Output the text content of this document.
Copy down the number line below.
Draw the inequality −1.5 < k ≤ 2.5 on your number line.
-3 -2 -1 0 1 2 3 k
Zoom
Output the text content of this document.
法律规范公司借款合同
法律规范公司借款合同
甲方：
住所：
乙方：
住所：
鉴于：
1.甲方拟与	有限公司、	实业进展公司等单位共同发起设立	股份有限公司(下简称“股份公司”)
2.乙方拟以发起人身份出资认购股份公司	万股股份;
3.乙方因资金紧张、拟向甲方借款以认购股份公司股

----

== TO DO ==
Quote all of the entries verbatim.

== CORRECT RESPONSE ==
Output the text content of this document.
Copy down the number line below.
Draw the inequality −1.5 < k ≤ 2.5 on your number line.
-3 -2 -1 0 1 2 3 k
Zoom
Output the text content of this document.
法律规范公司借款合同
法律规范公司借款合同
甲方：
住所：
乙方：
住所：
鉴于：
1.甲方拟与	有限公司、	实业进展公司等单位共同发起设立	股份有限公司(下简称“股份公司”)
2.乙方拟以发起人身份出资认购股份公司	万股股份;
3.乙方因资金紧张、拟向甲方借款以认购股份公司股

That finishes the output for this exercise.